Given problem: From the entries below, please gather each line containing the string "Temperature".

Material for the task:
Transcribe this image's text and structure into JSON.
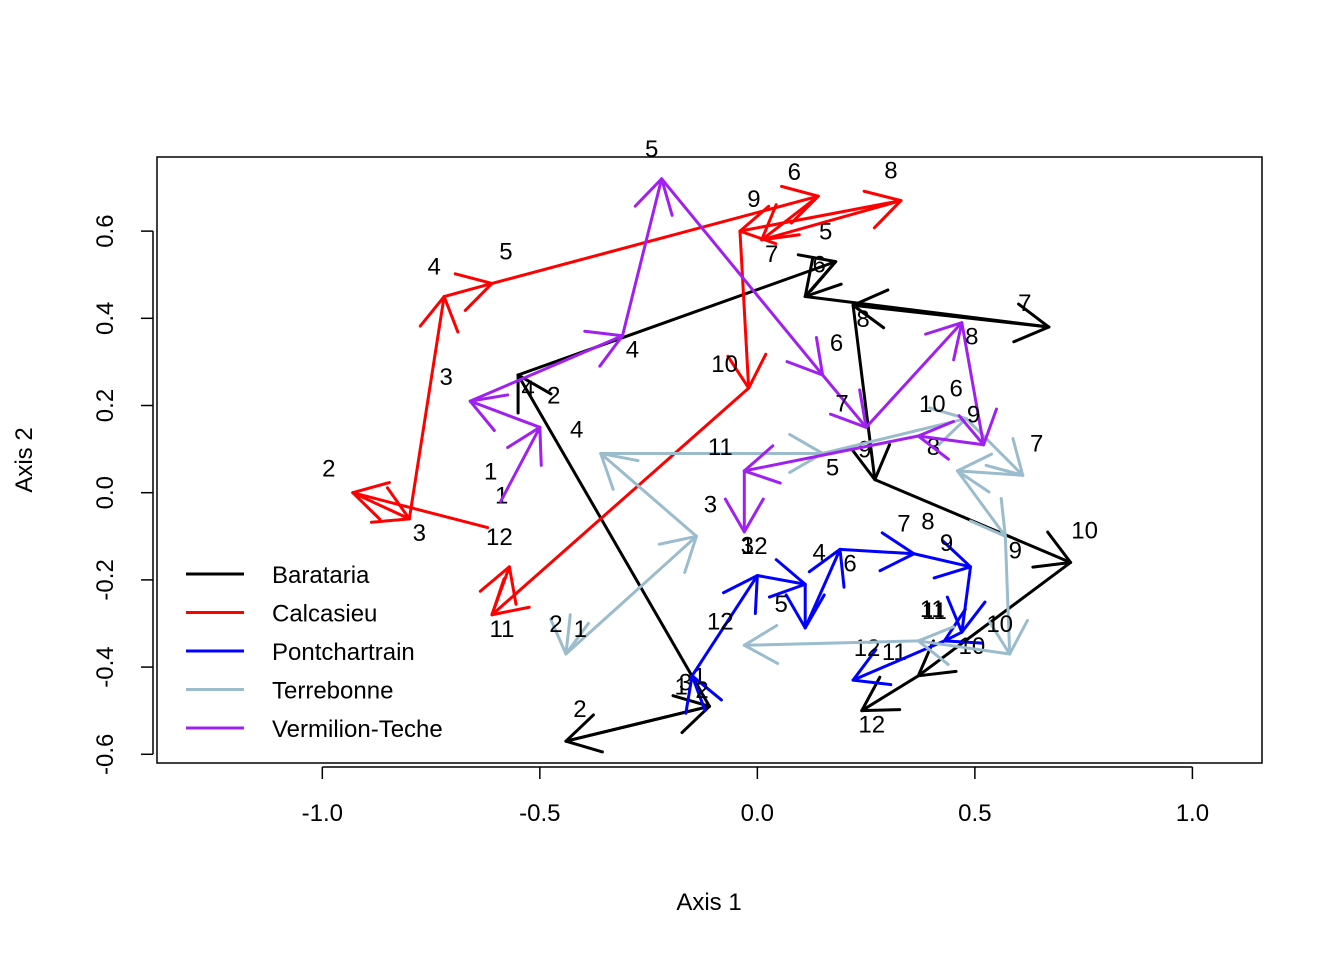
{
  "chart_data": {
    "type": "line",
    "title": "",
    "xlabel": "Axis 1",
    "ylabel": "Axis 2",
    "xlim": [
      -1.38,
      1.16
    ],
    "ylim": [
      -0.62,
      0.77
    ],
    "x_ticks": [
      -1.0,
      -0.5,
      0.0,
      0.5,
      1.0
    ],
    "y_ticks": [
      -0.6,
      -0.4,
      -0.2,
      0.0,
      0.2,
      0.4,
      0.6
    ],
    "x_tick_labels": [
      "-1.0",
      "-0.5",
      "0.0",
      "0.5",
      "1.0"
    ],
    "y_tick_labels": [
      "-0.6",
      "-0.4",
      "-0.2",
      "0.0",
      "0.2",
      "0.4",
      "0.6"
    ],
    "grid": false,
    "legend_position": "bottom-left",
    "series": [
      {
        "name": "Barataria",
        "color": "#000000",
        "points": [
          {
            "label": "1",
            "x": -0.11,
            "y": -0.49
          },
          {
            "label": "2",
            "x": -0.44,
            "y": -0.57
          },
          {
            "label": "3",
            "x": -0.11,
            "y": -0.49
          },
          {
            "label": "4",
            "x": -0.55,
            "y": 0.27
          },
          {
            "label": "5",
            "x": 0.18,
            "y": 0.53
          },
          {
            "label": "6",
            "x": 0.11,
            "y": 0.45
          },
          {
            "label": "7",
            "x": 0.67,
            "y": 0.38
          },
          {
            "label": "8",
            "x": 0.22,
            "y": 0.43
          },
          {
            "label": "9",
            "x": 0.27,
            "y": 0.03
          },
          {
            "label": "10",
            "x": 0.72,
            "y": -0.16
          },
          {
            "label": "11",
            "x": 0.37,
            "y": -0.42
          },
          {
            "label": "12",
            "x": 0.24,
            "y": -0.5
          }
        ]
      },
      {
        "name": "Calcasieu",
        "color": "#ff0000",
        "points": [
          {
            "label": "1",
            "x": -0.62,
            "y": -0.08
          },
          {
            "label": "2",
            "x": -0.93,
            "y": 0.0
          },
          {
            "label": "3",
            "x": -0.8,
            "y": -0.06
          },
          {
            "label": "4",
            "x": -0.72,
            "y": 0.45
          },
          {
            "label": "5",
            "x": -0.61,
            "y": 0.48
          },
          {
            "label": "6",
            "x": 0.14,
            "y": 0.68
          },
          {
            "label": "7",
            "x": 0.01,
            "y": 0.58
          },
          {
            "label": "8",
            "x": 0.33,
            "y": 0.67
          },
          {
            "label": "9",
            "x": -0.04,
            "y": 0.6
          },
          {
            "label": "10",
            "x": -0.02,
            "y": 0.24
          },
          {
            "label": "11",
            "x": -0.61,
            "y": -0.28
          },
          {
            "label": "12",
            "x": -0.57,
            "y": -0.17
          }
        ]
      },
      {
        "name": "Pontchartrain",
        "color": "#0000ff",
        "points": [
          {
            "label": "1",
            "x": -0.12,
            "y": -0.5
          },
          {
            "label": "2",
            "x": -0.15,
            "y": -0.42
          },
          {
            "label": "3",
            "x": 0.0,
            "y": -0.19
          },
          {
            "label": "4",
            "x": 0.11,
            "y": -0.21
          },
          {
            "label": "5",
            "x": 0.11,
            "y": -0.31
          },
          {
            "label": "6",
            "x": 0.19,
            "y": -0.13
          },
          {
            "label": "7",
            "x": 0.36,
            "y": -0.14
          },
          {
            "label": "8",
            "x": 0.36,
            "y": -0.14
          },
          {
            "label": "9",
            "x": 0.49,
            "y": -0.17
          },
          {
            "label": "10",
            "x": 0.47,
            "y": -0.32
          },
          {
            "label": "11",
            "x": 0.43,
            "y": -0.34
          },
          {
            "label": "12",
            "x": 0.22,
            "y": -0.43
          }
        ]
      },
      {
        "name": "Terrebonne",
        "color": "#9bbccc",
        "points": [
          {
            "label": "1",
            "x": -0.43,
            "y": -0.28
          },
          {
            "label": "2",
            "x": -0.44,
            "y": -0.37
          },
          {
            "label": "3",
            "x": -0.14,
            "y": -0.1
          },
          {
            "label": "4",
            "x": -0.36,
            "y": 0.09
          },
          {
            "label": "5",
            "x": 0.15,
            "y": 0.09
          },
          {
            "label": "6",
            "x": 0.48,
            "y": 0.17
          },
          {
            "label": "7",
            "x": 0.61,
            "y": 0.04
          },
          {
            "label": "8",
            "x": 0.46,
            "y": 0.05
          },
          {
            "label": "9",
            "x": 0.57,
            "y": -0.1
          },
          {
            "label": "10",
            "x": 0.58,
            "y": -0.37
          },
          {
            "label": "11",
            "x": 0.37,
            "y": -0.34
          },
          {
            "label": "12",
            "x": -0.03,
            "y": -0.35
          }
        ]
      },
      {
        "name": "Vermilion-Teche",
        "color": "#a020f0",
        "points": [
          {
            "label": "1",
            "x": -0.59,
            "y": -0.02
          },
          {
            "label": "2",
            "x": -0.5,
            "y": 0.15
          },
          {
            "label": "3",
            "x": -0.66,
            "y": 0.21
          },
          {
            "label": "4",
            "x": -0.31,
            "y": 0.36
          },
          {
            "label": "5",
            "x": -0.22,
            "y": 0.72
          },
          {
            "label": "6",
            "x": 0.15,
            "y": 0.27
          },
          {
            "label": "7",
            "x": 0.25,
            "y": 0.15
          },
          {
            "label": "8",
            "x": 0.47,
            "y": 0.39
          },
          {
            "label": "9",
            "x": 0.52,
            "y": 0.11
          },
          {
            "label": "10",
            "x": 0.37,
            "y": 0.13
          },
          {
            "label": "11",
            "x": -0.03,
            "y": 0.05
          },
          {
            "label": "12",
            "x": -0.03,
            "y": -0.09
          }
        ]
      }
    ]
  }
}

==

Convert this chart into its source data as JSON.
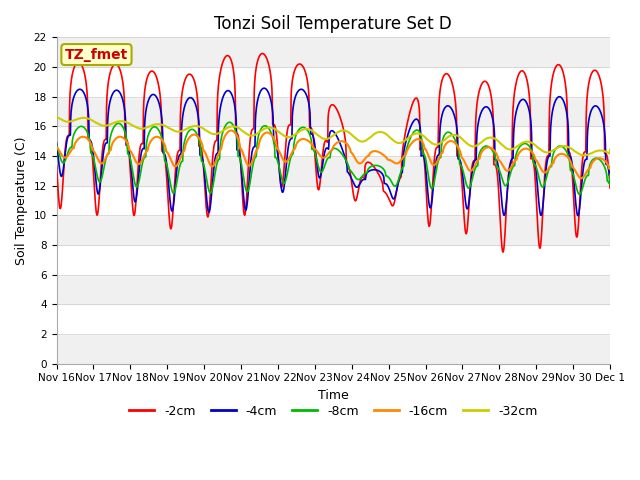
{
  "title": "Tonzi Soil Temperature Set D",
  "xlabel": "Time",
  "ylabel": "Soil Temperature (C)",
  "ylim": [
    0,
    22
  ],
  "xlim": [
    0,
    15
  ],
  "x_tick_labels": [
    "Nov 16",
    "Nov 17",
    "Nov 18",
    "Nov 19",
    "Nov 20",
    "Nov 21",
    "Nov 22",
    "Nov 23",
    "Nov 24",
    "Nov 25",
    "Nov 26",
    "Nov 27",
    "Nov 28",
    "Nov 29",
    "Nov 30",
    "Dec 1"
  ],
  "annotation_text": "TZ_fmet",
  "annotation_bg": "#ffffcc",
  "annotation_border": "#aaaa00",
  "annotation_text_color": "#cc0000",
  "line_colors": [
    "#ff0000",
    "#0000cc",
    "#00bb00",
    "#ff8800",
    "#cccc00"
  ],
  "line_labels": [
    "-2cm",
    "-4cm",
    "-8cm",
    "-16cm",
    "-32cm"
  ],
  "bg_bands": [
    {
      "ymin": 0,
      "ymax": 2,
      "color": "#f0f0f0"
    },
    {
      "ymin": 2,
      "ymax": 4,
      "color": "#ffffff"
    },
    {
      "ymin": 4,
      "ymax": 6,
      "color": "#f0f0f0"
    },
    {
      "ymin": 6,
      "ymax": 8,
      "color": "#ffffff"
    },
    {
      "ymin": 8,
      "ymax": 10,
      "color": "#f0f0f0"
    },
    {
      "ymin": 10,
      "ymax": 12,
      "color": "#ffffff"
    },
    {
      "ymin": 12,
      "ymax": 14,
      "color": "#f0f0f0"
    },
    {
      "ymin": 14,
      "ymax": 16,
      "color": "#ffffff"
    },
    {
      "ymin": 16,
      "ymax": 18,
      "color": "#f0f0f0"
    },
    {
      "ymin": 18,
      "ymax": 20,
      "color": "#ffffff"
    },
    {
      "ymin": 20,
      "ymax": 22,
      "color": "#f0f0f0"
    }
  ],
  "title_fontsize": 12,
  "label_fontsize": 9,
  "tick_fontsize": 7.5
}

Task result:
  "title": "Tonzi Soil Temperature Set D",
  "ylabel": "Soil Temperature (C)",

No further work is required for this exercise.